Your task is to copy the listing exactly, with the pictures left out.
--- start of Stored data ---
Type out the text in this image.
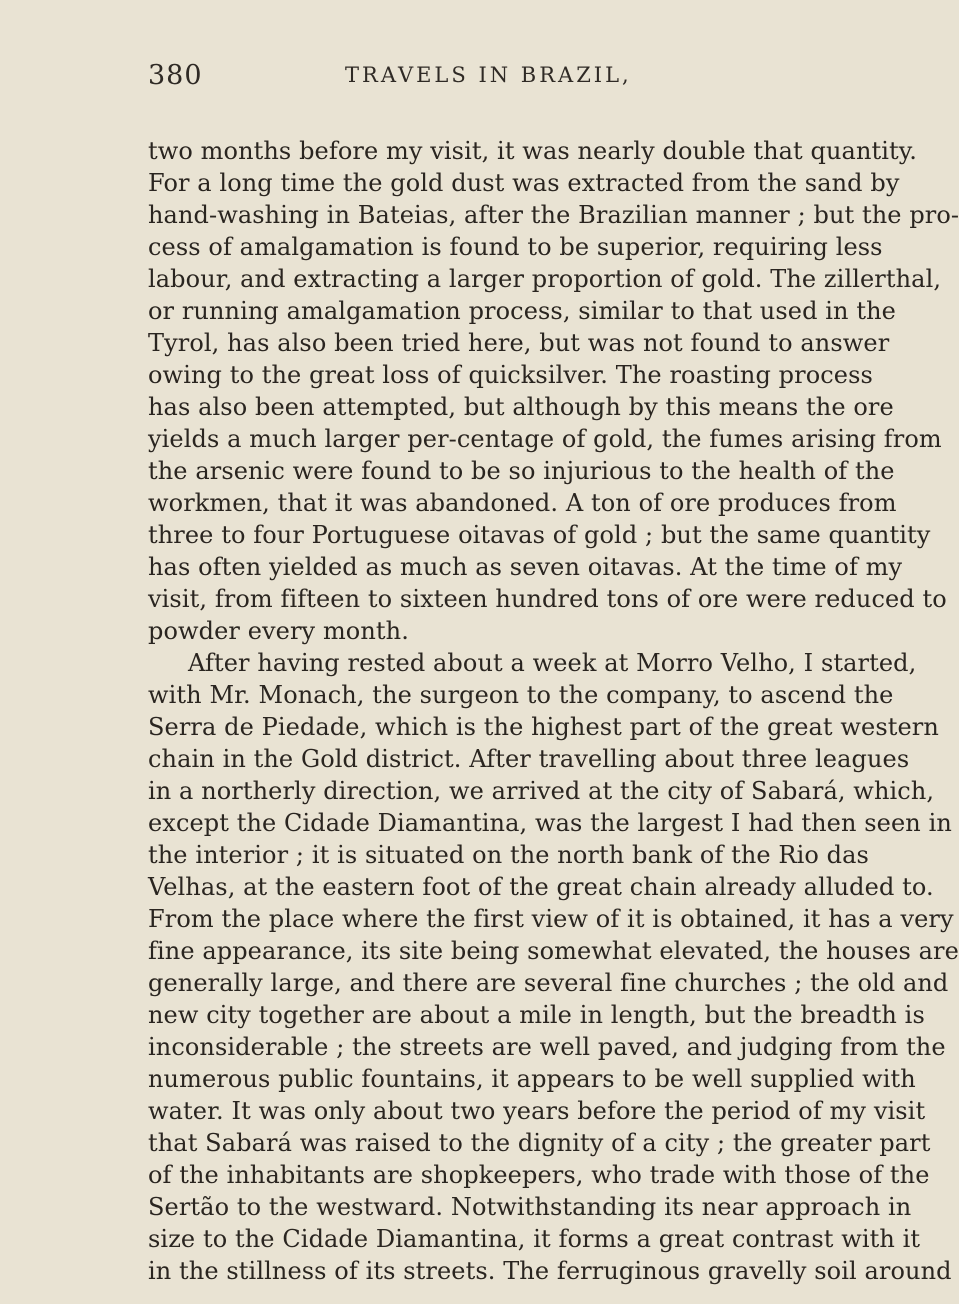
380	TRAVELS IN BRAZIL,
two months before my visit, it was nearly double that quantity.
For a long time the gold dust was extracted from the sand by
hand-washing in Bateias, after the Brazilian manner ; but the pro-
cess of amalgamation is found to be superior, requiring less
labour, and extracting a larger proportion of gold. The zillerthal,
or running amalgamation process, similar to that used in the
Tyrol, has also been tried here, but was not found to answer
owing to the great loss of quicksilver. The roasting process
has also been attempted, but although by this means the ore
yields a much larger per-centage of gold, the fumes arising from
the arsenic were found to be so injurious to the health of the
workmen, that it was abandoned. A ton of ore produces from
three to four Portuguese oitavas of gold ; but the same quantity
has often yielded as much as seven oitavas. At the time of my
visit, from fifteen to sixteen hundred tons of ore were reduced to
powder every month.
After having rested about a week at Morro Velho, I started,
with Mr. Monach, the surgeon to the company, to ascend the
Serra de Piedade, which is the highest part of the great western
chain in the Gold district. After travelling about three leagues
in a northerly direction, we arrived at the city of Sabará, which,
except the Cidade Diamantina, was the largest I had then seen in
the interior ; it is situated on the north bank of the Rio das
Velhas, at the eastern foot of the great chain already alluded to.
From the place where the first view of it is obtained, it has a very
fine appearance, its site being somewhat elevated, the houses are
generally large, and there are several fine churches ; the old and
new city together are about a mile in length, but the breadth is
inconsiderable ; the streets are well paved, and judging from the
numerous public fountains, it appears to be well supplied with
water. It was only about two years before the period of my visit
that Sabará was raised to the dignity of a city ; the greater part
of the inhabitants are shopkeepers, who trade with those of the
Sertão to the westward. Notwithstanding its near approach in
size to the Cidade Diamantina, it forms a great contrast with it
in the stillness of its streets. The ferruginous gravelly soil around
--- end of Stored data ---
- Answer to this exercise:
Type out the text in this image.
380	TRAVELS IN BRAZIL,
two months before my visit, it was nearly double that quantity.
For a long time the gold dust was extracted from the sand by
hand-washing in Bateias, after the Brazilian manner ; but the pro-
cess of amalgamation is found to be superior, requiring less
labour, and extracting a larger proportion of gold. The zillerthal,
or running amalgamation process, similar to that used in the
Tyrol, has also been tried here, but was not found to answer
owing to the great loss of quicksilver. The roasting process
has also been attempted, but although by this means the ore
yields a much larger per-centage of gold, the fumes arising from
the arsenic were found to be so injurious to the health of the
workmen, that it was abandoned. A ton of ore produces from
three to four Portuguese oitavas of gold ; but the same quantity
has often yielded as much as seven oitavas. At the time of my
visit, from fifteen to sixteen hundred tons of ore were reduced to
powder every month.
After having rested about a week at Morro Velho, I started,
with Mr. Monach, the surgeon to the company, to ascend the
Serra de Piedade, which is the highest part of the great western
chain in the Gold district. After travelling about three leagues
in a northerly direction, we arrived at the city of Sabará, which,
except the Cidade Diamantina, was the largest I had then seen in
the interior ; it is situated on the north bank of the Rio das
Velhas, at the eastern foot of the great chain already alluded to.
From the place where the first view of it is obtained, it has a very
fine appearance, its site being somewhat elevated, the houses are
generally large, and there are several fine churches ; the old and
new city together are about a mile in length, but the breadth is
inconsiderable ; the streets are well paved, and judging from the
numerous public fountains, it appears to be well supplied with
water. It was only about two years before the period of my visit
that Sabará was raised to the dignity of a city ; the greater part
of the inhabitants are shopkeepers, who trade with those of the
Sertão to the westward. Notwithstanding its near approach in
size to the Cidade Diamantina, it forms a great contrast with it
in the stillness of its streets. The ferruginous gravelly soil around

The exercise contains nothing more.